=== RECORD LIST ===

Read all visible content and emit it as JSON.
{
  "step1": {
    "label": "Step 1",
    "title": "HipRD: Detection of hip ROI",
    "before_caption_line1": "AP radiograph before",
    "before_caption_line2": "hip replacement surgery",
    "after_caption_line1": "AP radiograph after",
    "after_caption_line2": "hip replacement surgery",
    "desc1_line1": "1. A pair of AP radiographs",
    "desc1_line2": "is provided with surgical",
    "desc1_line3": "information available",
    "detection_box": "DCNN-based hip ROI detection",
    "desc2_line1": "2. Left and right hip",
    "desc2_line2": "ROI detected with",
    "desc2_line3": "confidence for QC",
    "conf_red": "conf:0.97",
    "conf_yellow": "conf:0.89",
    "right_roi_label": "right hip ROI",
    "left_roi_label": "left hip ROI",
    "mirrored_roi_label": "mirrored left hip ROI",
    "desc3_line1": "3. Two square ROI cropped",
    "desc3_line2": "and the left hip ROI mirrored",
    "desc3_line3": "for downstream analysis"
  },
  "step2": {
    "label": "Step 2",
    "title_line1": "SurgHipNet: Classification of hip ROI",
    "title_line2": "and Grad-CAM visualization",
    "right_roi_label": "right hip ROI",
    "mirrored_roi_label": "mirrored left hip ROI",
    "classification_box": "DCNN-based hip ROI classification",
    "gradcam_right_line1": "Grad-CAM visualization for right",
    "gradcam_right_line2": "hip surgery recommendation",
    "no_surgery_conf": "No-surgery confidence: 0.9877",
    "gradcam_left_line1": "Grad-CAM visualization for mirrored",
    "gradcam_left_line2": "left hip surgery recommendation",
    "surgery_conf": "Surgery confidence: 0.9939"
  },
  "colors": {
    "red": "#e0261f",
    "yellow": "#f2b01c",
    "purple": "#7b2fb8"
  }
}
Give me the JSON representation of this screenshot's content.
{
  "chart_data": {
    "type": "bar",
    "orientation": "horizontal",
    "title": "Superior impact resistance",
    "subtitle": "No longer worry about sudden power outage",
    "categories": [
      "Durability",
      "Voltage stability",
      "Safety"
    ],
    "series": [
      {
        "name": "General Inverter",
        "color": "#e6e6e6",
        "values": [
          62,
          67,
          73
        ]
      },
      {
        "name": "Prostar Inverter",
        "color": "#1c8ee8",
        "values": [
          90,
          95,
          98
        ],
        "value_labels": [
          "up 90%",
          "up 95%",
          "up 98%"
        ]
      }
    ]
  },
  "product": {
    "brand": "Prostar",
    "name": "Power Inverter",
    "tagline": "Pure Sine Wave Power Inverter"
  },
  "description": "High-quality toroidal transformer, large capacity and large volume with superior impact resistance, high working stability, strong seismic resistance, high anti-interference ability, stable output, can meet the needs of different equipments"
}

===

## WHAT YOU WILL DO
Transcribe all of the lines in the records precisely.

## EXERCISE OUTPUT
Read all visible content and emit it as JSON.
{
  "step1": {
    "label": "Step 1",
    "title": "HipRD: Detection of hip ROI",
    "before_caption_line1": "AP radiograph before",
    "before_caption_line2": "hip replacement surgery",
    "after_caption_line1": "AP radiograph after",
    "after_caption_line2": "hip replacement surgery",
    "desc1_line1": "1. A pair of AP radiographs",
    "desc1_line2": "is provided with surgical",
    "desc1_line3": "information available",
    "detection_box": "DCNN-based hip ROI detection",
    "desc2_line1": "2. Left and right hip",
    "desc2_line2": "ROI detected with",
    "desc2_line3": "confidence for QC",
    "conf_red": "conf:0.97",
    "conf_yellow": "conf:0.89",
    "right_roi_label": "right hip ROI",
    "left_roi_label": "left hip ROI",
    "mirrored_roi_label": "mirrored left hip ROI",
    "desc3_line1": "3. Two square ROI cropped",
    "desc3_line2": "and the left hip ROI mirrored",
    "desc3_line3": "for downstream analysis"
  },
  "step2": {
    "label": "Step 2",
    "title_line1": "SurgHipNet: Classification of hip ROI",
    "title_line2": "and Grad-CAM visualization",
    "right_roi_label": "right hip ROI",
    "mirrored_roi_label": "mirrored left hip ROI",
    "classification_box": "DCNN-based hip ROI classification",
    "gradcam_right_line1": "Grad-CAM visualization for right",
    "gradcam_right_line2": "hip surgery recommendation",
    "no_surgery_conf": "No-surgery confidence: 0.9877",
    "gradcam_left_line1": "Grad-CAM visualization for mirrored",
    "gradcam_left_line2": "left hip surgery recommendation",
    "surgery_conf": "Surgery confidence: 0.9939"
  },
  "colors": {
    "red": "#e0261f",
    "yellow": "#f2b01c",
    "purple": "#7b2fb8"
  }
}
Give me the JSON representation of this screenshot's content.
{
  "chart_data": {
    "type": "bar",
    "orientation": "horizontal",
    "title": "Superior impact resistance",
    "subtitle": "No longer worry about sudden power outage",
    "categories": [
      "Durability",
      "Voltage stability",
      "Safety"
    ],
    "series": [
      {
        "name": "General Inverter",
        "color": "#e6e6e6",
        "values": [
          62,
          67,
          73
        ]
      },
      {
        "name": "Prostar Inverter",
        "color": "#1c8ee8",
        "values": [
          90,
          95,
          98
        ],
        "value_labels": [
          "up 90%",
          "up 95%",
          "up 98%"
        ]
      }
    ]
  },
  "product": {
    "brand": "Prostar",
    "name": "Power Inverter",
    "tagline": "Pure Sine Wave Power Inverter"
  },
  "description": "High-quality toroidal transformer, large capacity and large volume with superior impact resistance, high working stability, strong seismic resistance, high anti-interference ability, stable output, can meet the needs of different equipments"
}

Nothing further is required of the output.